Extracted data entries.
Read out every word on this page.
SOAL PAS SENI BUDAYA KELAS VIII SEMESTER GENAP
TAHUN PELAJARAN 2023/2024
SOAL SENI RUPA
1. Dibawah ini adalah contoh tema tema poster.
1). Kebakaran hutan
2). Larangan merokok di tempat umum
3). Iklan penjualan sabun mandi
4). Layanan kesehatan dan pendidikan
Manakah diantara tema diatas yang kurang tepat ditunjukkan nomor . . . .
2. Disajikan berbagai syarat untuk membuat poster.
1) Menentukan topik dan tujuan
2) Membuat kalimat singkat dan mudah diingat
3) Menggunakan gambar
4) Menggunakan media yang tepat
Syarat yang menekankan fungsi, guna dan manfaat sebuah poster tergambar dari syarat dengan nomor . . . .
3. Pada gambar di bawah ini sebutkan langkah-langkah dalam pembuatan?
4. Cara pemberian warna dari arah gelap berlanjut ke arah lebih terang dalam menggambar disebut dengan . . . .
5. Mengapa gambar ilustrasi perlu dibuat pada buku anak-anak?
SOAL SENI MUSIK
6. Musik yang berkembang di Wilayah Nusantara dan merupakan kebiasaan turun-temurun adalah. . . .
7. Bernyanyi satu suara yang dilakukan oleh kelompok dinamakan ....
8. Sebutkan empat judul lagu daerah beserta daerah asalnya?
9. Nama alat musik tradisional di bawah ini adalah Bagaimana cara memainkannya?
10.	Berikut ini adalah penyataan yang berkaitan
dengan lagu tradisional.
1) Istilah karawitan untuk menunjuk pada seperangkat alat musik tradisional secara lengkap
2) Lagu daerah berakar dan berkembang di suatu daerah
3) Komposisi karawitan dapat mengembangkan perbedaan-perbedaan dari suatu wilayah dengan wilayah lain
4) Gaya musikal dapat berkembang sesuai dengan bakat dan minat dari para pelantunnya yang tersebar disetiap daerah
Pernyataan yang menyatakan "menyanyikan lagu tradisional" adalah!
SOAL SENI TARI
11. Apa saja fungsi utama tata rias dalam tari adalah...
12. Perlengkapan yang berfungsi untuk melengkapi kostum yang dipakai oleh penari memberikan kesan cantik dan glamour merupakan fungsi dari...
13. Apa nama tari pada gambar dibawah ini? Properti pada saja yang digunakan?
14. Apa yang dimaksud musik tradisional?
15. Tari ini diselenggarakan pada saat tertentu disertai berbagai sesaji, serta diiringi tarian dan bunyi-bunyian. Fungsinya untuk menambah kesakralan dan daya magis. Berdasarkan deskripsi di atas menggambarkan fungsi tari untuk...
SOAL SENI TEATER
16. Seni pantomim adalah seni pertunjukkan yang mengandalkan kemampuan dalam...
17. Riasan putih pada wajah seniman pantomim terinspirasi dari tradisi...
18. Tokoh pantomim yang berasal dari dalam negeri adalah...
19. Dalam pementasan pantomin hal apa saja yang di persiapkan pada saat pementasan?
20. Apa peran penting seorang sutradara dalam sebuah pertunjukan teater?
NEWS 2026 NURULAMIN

What you need to do. Some lines of the data above may hold the word "saat"; report how many do, and nothing else.

Response to the exercise. 2